- **Extracted data**:
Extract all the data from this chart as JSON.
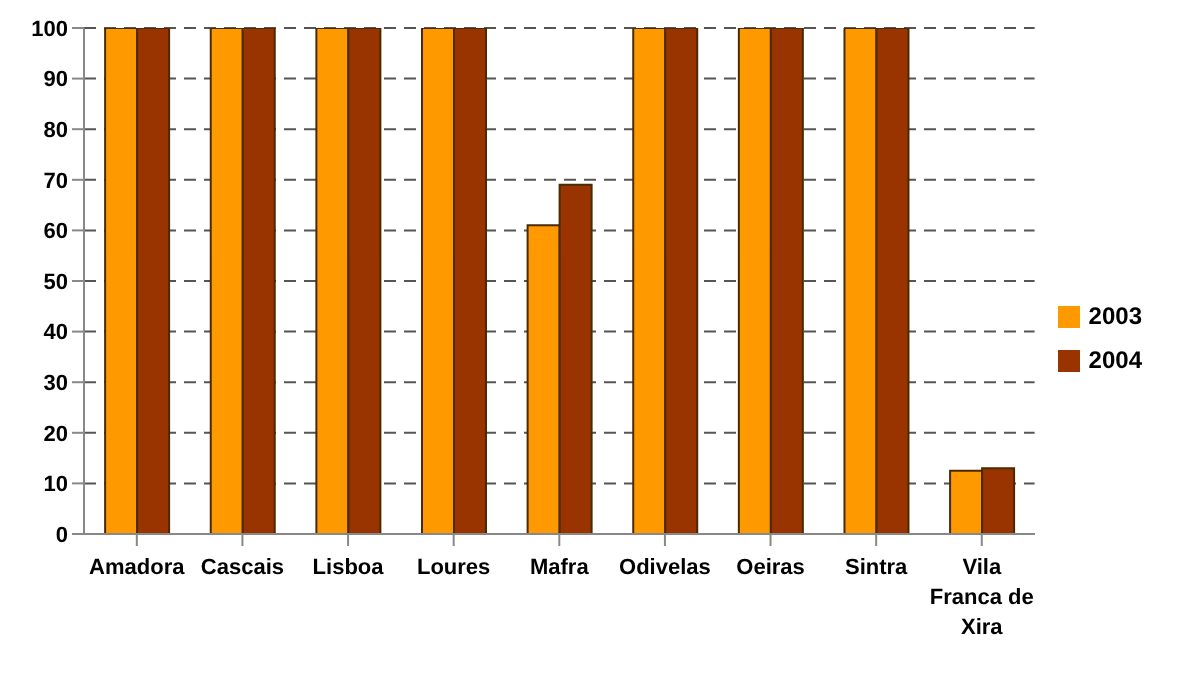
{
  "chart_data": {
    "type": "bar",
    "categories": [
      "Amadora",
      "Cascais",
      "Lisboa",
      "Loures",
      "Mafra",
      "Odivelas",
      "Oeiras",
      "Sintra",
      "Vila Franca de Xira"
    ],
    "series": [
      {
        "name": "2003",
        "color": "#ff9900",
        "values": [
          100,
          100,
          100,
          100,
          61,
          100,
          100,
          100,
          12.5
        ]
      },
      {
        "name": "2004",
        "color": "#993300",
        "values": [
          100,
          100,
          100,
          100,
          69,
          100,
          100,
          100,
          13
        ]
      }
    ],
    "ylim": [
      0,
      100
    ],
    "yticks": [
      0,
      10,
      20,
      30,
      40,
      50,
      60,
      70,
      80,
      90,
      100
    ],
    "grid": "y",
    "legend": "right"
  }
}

- **Aim**: Quote the entries in full. Any image among them is to be omitted from the copy.

- **Result of this exercise**:
Extract all the data from this chart as JSON.
{
  "chart_data": {
    "type": "bar",
    "categories": [
      "Amadora",
      "Cascais",
      "Lisboa",
      "Loures",
      "Mafra",
      "Odivelas",
      "Oeiras",
      "Sintra",
      "Vila Franca de Xira"
    ],
    "series": [
      {
        "name": "2003",
        "color": "#ff9900",
        "values": [
          100,
          100,
          100,
          100,
          61,
          100,
          100,
          100,
          12.5
        ]
      },
      {
        "name": "2004",
        "color": "#993300",
        "values": [
          100,
          100,
          100,
          100,
          69,
          100,
          100,
          100,
          13
        ]
      }
    ],
    "ylim": [
      0,
      100
    ],
    "yticks": [
      0,
      10,
      20,
      30,
      40,
      50,
      60,
      70,
      80,
      90,
      100
    ],
    "grid": "y",
    "legend": "right"
  }
}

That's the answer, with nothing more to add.